REQUIREMENT –
Tally the lines below that contain the word "Bull", and give only that number.

TASK INPUTS –
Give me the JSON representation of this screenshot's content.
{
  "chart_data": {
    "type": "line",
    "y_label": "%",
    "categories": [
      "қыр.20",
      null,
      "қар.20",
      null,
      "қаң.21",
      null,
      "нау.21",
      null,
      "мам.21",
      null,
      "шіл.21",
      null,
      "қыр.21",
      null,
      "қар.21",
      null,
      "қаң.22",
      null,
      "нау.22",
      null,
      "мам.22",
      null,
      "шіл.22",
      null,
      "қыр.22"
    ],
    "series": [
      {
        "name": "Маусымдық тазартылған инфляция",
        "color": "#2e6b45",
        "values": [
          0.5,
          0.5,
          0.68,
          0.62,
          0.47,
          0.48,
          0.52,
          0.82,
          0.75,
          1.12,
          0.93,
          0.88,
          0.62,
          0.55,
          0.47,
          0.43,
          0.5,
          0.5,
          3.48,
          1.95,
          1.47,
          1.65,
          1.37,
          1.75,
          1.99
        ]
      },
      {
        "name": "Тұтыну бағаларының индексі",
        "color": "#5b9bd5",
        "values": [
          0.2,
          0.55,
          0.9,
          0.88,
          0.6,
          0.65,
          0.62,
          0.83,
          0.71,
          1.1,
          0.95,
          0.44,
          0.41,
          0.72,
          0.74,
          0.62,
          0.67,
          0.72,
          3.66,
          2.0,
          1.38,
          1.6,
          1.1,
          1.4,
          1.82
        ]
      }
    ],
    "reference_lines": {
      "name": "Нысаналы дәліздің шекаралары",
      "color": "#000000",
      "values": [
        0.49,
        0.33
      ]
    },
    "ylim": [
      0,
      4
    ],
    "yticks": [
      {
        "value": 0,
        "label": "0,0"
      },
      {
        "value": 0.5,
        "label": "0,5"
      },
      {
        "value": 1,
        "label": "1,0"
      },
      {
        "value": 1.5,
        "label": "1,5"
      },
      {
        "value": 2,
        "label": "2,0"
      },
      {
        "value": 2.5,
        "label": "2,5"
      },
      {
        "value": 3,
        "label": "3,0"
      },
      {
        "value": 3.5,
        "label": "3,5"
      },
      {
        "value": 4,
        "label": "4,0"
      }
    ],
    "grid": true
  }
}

--

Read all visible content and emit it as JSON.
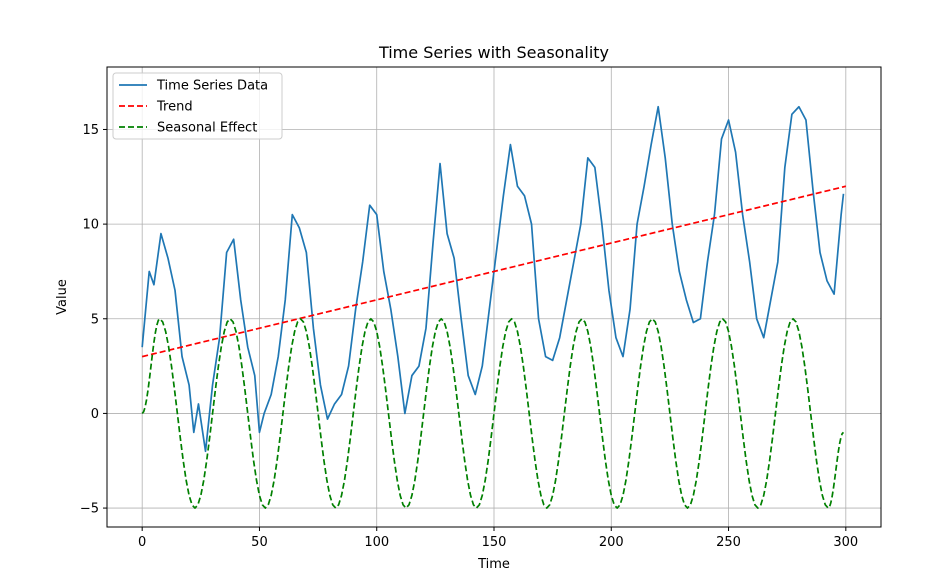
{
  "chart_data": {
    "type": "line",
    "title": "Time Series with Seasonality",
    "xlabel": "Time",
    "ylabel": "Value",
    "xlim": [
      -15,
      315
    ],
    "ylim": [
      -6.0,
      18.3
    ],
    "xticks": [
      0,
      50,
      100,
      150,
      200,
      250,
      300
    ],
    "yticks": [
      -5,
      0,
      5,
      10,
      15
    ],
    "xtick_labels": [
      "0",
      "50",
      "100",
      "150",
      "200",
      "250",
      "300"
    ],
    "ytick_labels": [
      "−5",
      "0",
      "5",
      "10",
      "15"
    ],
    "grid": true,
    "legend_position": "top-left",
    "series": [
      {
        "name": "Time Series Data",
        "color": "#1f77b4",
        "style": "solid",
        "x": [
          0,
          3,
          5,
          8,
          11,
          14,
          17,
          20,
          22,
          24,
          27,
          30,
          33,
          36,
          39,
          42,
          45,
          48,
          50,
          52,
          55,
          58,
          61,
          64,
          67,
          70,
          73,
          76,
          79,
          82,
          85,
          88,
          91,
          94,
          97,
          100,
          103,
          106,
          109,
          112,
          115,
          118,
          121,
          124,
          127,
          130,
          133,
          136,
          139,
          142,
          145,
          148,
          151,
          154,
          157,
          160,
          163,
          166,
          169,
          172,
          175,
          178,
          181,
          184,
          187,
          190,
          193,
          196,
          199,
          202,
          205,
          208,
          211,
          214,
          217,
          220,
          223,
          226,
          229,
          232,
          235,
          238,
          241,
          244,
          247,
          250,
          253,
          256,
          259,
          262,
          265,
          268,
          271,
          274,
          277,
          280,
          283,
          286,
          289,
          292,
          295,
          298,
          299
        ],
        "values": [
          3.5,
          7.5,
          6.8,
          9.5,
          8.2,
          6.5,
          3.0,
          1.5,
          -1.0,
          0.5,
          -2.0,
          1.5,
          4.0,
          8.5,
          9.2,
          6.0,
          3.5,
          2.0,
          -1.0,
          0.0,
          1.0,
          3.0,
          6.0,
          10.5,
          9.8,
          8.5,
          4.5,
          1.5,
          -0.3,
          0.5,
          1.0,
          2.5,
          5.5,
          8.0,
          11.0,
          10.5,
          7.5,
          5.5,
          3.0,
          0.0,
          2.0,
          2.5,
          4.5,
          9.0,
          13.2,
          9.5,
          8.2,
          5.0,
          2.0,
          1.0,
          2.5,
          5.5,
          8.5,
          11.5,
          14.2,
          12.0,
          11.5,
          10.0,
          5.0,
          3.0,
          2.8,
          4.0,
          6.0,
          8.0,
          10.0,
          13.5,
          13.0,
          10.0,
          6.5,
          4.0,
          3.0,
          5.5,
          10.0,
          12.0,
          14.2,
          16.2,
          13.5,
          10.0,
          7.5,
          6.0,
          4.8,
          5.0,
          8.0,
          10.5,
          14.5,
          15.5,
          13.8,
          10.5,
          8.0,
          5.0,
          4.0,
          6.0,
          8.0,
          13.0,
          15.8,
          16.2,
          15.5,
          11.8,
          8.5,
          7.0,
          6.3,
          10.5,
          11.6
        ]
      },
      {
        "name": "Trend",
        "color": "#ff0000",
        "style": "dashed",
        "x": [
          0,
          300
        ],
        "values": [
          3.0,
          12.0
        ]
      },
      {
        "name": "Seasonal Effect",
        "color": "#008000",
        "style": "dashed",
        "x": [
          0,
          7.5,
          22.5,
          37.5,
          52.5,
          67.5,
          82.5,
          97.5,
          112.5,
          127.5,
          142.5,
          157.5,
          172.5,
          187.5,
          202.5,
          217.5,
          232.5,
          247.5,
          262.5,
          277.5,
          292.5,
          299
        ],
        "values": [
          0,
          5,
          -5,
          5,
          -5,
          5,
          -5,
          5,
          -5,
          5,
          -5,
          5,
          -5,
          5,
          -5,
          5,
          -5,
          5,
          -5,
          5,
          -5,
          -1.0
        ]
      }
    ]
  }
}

==

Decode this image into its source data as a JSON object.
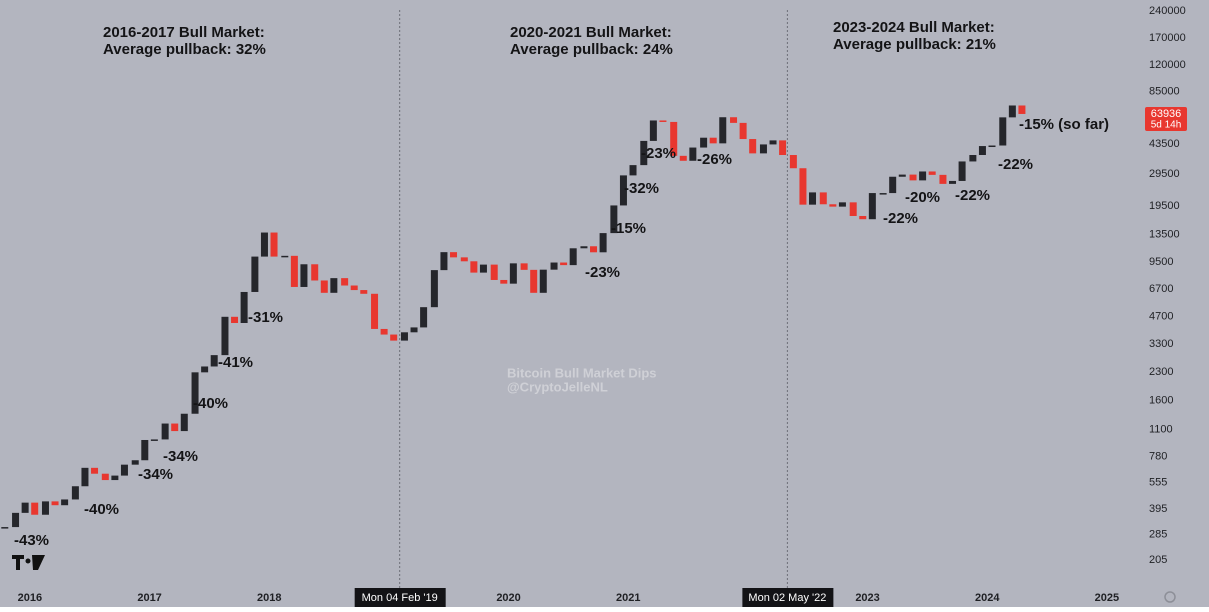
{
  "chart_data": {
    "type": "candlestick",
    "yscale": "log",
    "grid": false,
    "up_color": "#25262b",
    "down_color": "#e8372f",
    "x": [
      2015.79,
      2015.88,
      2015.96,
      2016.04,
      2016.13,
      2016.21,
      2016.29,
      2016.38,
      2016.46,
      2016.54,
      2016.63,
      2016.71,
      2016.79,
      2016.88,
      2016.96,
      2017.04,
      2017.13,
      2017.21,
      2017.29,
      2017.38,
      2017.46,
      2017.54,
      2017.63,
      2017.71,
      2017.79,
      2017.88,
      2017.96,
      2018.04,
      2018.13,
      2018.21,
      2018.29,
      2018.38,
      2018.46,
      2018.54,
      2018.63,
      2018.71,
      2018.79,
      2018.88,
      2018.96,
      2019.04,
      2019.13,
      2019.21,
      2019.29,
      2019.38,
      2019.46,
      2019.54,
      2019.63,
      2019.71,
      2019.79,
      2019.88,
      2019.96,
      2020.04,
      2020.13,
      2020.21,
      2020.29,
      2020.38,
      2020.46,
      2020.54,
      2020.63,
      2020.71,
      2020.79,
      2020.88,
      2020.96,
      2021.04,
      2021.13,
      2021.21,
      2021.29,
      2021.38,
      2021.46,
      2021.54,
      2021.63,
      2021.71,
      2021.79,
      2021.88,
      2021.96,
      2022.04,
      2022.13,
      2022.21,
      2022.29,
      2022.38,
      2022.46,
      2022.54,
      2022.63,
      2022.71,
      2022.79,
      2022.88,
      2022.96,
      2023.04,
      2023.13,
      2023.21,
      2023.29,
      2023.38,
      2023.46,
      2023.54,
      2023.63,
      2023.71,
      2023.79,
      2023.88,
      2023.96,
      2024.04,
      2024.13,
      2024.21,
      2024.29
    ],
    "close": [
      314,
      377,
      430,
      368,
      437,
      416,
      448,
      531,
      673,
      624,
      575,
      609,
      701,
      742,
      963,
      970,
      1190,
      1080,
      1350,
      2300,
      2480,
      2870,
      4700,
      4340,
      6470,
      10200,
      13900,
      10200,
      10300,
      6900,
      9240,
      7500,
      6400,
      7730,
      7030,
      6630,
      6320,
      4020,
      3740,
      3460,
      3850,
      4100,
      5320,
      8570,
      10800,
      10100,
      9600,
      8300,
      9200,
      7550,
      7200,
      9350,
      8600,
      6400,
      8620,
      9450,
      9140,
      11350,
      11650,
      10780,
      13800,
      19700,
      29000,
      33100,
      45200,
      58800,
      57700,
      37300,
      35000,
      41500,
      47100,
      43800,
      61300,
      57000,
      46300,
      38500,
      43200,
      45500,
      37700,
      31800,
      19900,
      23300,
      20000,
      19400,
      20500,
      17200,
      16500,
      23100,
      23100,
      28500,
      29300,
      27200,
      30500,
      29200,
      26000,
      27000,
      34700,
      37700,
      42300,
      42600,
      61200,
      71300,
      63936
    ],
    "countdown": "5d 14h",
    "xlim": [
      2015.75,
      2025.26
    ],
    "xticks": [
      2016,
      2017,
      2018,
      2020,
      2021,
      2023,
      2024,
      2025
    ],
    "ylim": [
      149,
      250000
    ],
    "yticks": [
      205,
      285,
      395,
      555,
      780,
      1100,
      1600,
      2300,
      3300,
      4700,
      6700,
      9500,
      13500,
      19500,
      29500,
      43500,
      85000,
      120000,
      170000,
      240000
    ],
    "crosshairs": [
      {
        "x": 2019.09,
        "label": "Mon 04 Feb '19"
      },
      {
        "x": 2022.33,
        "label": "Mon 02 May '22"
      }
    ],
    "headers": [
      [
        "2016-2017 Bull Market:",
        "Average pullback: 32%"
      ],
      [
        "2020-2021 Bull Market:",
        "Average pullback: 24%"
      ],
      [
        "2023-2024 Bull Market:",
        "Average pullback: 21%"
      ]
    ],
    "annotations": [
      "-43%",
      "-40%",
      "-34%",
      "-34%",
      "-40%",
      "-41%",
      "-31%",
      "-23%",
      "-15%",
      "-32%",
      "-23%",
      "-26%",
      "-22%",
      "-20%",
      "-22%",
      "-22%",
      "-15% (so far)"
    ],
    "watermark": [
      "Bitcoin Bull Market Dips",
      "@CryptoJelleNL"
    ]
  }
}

RESULT OF THIS EXERCISE –
4